Repeat the lines below exactly as they appear, but leave out the images.

[Start of ITEMS]

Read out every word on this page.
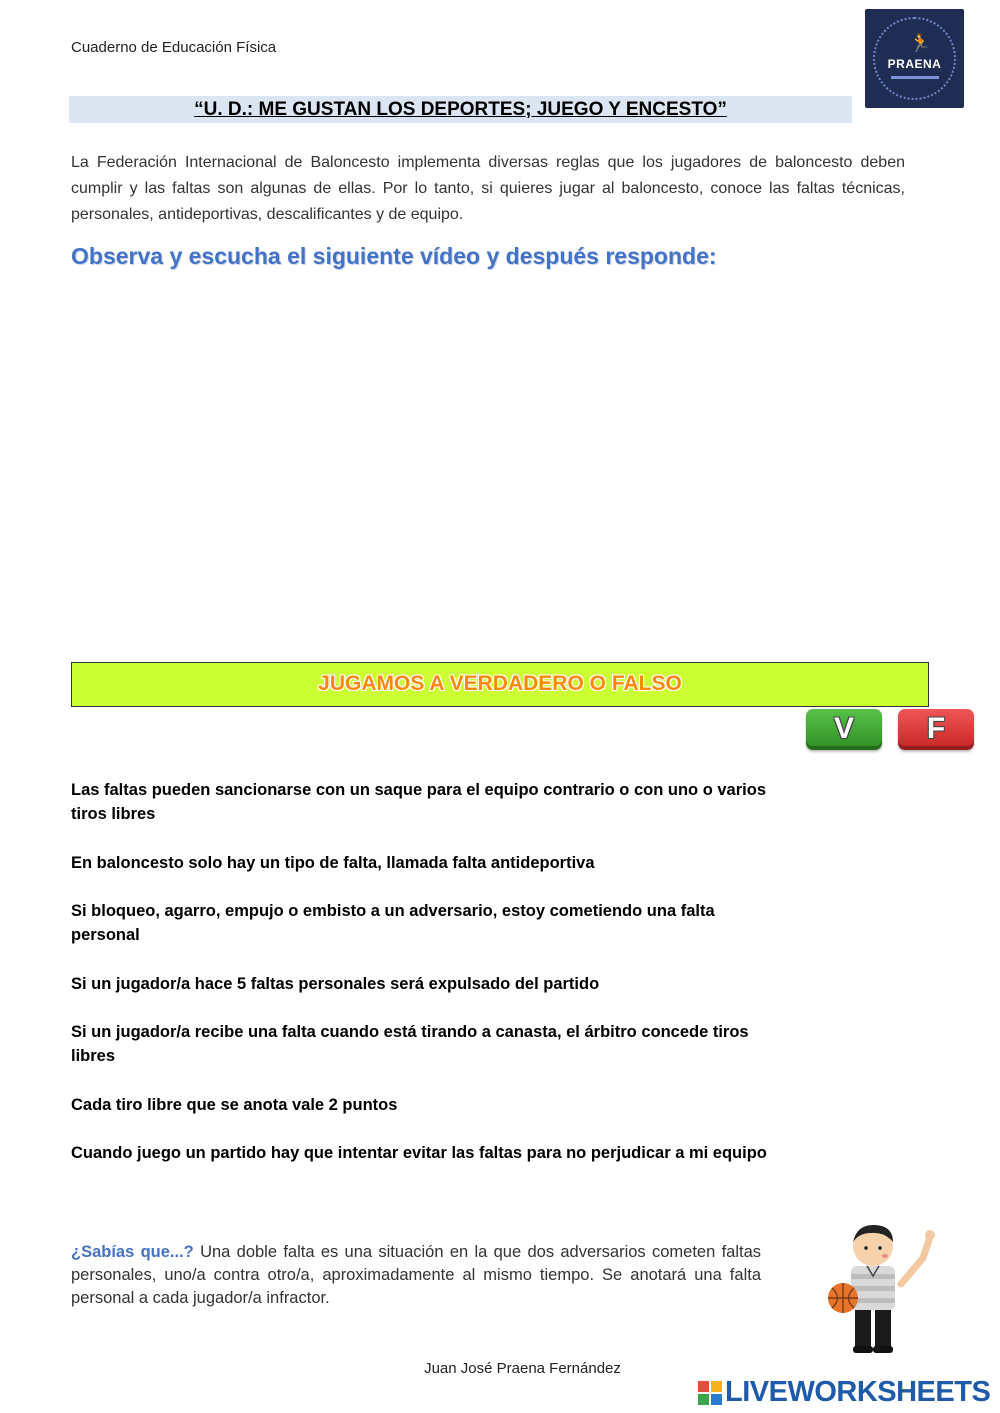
Cuaderno de Educación Física	🏃
PRAENA
“U. D.: ME GUSTAN LOS DEPORTES; JUEGO Y ENCESTO”
La Federación Internacional de Baloncesto implementa diversas reglas que los jugadores de baloncesto deben cumplir y las faltas son algunas de ellas. Por lo tanto, si quieres jugar al baloncesto, conoce las faltas técnicas, personales, antideportivas, descalificantes y de equipo.
Observa y escucha el siguiente vídeo y después responde:
JUGAMOS A VERDADERO O FALSO
V	F
Las faltas pueden sancionarse con un saque para el equipo contrario o con uno o varios tiros libres
En baloncesto solo hay un tipo de falta, llamada falta antideportiva
Si bloqueo, agarro, empujo o embisto a un adversario, estoy cometiendo una falta personal
Si un jugador/a hace 5 faltas personales será expulsado del partido
Si un jugador/a recibe una falta cuando está tirando a canasta, el árbitro concede tiros libres
Cada tiro libre que se anota vale 2 puntos
Cuando juego un partido hay que intentar evitar las faltas para no perjudicar a mi equipo
¿Sabías que...? Una doble falta es una situación en la que dos adversarios cometen faltas personales, uno/a contra otro/a, aproximadamente al mismo tiempo. Se anotará una falta personal a cada jugador/a infractor.
Juan José Praena Fernández
LIVEWORKSHEETS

[End of ITEMS]

- _OUTPUT OF THE EXERCISE_
Read out every word on this page.
Cuaderno de Educación Física	🏃
PRAENA
“U. D.: ME GUSTAN LOS DEPORTES; JUEGO Y ENCESTO”
La Federación Internacional de Baloncesto implementa diversas reglas que los jugadores de baloncesto deben cumplir y las faltas son algunas de ellas. Por lo tanto, si quieres jugar al baloncesto, conoce las faltas técnicas, personales, antideportivas, descalificantes y de equipo.
Observa y escucha el siguiente vídeo y después responde:
JUGAMOS A VERDADERO O FALSO
V	F
Las faltas pueden sancionarse con un saque para el equipo contrario o con uno o varios tiros libres
En baloncesto solo hay un tipo de falta, llamada falta antideportiva
Si bloqueo, agarro, empujo o embisto a un adversario, estoy cometiendo una falta personal
Si un jugador/a hace 5 faltas personales será expulsado del partido
Si un jugador/a recibe una falta cuando está tirando a canasta, el árbitro concede tiros libres
Cada tiro libre que se anota vale 2 puntos
Cuando juego un partido hay que intentar evitar las faltas para no perjudicar a mi equipo
¿Sabías que...? Una doble falta es una situación en la que dos adversarios cometen faltas personales, uno/a contra otro/a, aproximadamente al mismo tiempo. Se anotará una falta personal a cada jugador/a infractor.
Juan José Praena Fernández
LIVEWORKSHEETS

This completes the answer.